┌──

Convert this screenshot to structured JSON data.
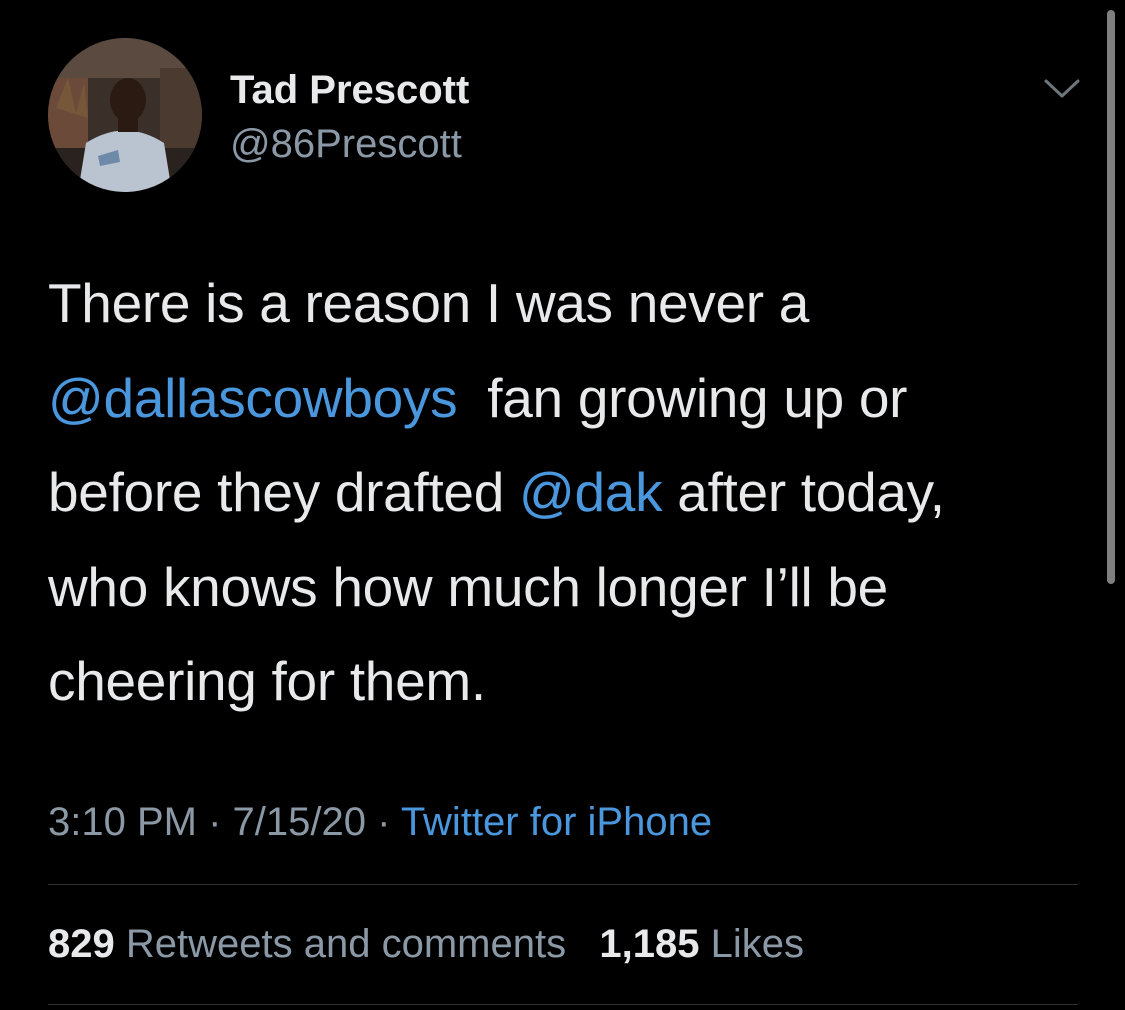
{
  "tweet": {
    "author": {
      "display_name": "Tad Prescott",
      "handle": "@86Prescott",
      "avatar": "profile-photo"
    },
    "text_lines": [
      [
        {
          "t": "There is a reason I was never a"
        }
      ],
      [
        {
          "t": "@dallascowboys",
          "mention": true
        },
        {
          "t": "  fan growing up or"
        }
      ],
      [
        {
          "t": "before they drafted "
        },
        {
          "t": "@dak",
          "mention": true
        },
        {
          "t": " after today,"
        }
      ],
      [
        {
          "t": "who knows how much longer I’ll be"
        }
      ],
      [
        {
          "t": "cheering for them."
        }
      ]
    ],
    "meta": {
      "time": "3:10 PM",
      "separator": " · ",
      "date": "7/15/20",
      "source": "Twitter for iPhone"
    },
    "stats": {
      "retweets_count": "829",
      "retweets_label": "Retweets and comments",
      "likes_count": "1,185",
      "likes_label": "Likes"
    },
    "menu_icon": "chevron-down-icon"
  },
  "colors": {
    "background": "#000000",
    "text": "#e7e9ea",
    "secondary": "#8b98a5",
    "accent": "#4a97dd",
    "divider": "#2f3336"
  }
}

└──

Exercise: In your copy of the listing above, reproduce each line exactly and omit all pictures.

Expected answer:
Convert this screenshot to structured JSON data.
{
  "tweet": {
    "author": {
      "display_name": "Tad Prescott",
      "handle": "@86Prescott",
      "avatar": "profile-photo"
    },
    "text_lines": [
      [
        {
          "t": "There is a reason I was never a"
        }
      ],
      [
        {
          "t": "@dallascowboys",
          "mention": true
        },
        {
          "t": "  fan growing up or"
        }
      ],
      [
        {
          "t": "before they drafted "
        },
        {
          "t": "@dak",
          "mention": true
        },
        {
          "t": " after today,"
        }
      ],
      [
        {
          "t": "who knows how much longer I’ll be"
        }
      ],
      [
        {
          "t": "cheering for them."
        }
      ]
    ],
    "meta": {
      "time": "3:10 PM",
      "separator": " · ",
      "date": "7/15/20",
      "source": "Twitter for iPhone"
    },
    "stats": {
      "retweets_count": "829",
      "retweets_label": "Retweets and comments",
      "likes_count": "1,185",
      "likes_label": "Likes"
    },
    "menu_icon": "chevron-down-icon"
  },
  "colors": {
    "background": "#000000",
    "text": "#e7e9ea",
    "secondary": "#8b98a5",
    "accent": "#4a97dd",
    "divider": "#2f3336"
  }
}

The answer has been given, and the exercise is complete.